# Set problem
Looking at the listing, state how many of its lines contain the string "JSON". Write only the number.

** START **

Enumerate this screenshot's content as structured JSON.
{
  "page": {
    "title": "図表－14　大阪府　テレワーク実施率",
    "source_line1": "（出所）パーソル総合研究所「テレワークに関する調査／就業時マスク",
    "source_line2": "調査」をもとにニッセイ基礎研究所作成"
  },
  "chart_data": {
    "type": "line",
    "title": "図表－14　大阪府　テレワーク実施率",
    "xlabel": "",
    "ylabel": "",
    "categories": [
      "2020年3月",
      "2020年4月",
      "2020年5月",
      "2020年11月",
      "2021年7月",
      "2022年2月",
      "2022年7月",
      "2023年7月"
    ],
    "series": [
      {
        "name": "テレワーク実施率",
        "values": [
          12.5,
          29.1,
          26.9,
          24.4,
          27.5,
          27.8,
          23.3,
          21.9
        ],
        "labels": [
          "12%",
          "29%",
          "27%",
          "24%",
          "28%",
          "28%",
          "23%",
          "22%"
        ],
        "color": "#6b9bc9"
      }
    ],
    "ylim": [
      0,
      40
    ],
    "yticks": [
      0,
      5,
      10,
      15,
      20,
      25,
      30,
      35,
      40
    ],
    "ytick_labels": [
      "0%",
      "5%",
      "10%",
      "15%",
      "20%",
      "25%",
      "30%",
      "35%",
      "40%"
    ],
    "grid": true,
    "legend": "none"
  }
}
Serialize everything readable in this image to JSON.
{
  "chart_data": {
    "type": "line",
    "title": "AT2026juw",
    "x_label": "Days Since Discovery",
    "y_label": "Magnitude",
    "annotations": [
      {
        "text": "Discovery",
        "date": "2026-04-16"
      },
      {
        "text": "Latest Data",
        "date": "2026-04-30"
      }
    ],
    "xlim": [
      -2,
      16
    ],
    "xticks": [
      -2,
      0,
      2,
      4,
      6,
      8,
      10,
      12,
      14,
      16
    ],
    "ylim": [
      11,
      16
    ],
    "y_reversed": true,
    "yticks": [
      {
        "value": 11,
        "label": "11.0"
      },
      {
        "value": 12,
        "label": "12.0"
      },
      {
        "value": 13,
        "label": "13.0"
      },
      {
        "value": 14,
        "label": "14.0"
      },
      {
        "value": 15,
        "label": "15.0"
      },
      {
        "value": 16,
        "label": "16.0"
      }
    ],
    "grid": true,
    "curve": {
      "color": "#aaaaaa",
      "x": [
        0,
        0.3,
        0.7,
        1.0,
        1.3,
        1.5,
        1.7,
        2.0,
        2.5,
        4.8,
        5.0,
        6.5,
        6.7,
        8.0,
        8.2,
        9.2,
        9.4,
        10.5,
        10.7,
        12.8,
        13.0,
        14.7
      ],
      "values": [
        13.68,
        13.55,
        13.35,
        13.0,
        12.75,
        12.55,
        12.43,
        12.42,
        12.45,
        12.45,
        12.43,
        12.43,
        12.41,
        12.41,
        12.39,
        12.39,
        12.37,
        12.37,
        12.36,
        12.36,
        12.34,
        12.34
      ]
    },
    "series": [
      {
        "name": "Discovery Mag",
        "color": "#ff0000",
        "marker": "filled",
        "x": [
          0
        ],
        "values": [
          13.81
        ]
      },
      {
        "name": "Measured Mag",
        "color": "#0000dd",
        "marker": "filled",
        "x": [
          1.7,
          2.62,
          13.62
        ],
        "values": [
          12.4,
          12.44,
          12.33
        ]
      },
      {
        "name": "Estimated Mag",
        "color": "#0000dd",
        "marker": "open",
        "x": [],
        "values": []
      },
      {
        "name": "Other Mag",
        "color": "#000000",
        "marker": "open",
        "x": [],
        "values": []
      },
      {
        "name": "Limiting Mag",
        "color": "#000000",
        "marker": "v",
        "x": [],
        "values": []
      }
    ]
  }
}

** END **

# Answer to the exercise
2